Document passage
DESCRIPTION OF THE VIEWS OF THE DRAWING

FIG. 1A through FIG. 1F are cross-sections of an integrated circuit during fabrication of NMOS and PMOS transistors according to an embodiment of the instant invention.

DETAILED DESCRIPTION

The present invention is described with reference to the attached figures, wherein like reference numerals are used throughout the figures to designate similar or equivalent elements. The figures are not drawn to scale and they are provided merely to illustrate the invention. Several aspects of the invention are described below with reference to example applications for illustration. It should be understood that numerous specific details, relationships, and methods are set forth to provide a full understanding of the invention. One skilled in the relevant art, however, will readily recognize that the invention can be practiced without one or more of the specific details or with other methods. In other instances, well-known structures or operations are not shown in detail to avoid obscuring the invention. The present invention is not limited by the illustrated ordering of acts or events, as some acts may occur in different orders and/or concurrently with other acts or events. Furthermore, not all illustrated acts or events are required to implement a methodology in accordance with the present invention.
To assist readability of this disclosure, silicon crystal orientations will be referred to using the nomenclature “(100)-oriented silicon” or “(110)-oriented silicon” to avoid confusion with numerical designations of elements in the figures attached to this disclosure, for example “the field oxide (100).”

Task details
In the patent passage above, what do FIG. 1A through FIG. 1F show?

Recorded data

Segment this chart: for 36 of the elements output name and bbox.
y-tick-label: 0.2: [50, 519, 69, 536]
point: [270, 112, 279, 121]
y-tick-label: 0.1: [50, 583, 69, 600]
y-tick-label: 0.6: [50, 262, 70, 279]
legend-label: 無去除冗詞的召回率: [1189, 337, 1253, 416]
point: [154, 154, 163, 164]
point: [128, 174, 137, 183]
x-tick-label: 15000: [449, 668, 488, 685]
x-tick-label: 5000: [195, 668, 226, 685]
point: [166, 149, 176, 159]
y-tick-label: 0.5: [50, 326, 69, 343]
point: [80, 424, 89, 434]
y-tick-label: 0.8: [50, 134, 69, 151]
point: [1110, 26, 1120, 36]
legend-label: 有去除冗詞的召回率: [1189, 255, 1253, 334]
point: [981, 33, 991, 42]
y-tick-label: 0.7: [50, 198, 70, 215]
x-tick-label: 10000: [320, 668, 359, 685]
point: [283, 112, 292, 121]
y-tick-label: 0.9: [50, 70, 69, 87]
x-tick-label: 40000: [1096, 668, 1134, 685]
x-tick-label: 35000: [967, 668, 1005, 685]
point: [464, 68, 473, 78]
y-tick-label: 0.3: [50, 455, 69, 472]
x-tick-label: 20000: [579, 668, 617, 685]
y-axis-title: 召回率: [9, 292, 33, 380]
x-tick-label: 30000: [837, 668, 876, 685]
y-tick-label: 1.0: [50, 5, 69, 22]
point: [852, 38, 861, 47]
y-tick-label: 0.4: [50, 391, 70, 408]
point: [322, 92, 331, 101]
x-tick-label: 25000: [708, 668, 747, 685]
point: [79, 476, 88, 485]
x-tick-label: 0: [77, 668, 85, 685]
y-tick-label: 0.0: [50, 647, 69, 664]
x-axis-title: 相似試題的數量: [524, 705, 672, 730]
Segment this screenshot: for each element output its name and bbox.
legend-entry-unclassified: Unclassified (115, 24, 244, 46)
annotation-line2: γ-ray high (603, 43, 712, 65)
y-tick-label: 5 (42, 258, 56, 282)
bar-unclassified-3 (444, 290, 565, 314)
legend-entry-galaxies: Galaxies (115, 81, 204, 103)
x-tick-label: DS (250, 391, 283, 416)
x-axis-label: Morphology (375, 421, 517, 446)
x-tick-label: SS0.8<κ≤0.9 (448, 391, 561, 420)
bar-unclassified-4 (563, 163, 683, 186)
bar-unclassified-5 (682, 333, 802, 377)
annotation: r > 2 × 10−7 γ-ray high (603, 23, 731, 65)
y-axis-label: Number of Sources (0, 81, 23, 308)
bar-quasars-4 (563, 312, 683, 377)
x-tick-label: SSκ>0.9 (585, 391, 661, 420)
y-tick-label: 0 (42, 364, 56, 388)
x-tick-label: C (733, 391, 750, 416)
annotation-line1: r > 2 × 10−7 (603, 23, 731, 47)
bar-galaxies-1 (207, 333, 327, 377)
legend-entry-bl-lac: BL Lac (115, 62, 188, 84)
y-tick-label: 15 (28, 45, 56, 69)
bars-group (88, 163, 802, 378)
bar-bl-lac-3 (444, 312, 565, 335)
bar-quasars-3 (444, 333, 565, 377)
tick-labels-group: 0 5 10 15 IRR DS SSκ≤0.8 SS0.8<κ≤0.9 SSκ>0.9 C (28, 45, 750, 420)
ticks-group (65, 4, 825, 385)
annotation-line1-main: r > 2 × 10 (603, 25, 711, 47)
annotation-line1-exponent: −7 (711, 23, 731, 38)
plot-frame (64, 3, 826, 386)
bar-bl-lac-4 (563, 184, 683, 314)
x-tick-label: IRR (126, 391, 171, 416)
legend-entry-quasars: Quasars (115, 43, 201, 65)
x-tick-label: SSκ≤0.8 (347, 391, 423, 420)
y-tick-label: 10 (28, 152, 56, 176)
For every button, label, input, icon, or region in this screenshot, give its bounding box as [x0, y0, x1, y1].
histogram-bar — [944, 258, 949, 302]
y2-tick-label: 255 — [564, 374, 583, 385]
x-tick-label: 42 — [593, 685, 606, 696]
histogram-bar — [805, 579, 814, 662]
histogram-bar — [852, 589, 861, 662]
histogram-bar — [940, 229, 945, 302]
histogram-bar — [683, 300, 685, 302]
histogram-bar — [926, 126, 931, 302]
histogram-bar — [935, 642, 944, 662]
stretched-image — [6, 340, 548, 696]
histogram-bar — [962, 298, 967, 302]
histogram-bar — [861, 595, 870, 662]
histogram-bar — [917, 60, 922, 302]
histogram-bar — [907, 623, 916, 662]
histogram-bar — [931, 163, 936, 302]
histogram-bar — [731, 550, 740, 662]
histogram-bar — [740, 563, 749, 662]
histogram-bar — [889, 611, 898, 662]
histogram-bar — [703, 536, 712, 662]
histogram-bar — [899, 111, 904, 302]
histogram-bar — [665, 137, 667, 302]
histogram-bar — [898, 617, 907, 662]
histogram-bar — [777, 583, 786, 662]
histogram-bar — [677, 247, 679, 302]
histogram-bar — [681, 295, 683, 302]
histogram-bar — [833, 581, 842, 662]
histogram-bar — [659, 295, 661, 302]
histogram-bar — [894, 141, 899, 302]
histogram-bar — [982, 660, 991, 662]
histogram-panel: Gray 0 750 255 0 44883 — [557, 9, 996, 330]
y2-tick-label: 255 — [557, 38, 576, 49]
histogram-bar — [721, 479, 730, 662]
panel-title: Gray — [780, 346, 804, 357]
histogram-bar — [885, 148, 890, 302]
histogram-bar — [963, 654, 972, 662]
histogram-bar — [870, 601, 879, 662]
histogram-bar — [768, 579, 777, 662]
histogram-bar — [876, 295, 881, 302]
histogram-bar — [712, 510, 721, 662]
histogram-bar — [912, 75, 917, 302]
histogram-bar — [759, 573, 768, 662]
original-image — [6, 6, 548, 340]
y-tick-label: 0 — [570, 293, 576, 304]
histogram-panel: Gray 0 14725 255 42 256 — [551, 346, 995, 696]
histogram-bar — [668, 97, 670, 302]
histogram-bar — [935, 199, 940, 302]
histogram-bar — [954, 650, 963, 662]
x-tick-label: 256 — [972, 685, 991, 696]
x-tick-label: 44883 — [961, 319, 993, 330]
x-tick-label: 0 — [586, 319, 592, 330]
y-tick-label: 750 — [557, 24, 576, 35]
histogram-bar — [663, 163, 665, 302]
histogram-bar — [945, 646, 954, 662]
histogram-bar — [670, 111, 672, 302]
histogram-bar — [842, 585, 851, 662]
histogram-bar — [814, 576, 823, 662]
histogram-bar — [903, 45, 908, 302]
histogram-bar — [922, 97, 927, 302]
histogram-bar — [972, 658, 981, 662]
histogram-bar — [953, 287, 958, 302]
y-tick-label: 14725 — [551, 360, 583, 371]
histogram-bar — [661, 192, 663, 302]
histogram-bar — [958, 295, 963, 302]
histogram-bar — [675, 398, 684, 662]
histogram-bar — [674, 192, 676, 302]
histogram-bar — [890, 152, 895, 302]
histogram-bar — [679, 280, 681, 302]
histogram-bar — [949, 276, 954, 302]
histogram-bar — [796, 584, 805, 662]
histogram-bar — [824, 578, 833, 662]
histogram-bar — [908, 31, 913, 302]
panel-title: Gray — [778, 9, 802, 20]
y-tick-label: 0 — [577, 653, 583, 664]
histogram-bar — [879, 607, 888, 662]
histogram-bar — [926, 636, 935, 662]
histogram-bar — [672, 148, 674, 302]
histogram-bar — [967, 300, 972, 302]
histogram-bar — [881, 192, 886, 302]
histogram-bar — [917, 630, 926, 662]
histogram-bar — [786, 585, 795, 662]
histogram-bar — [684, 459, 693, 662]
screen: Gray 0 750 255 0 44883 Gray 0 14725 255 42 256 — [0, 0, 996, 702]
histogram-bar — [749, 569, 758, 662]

Problem solution
Cross-sections of an integrated circuit during fabrication of NMOS and PMOS transistors.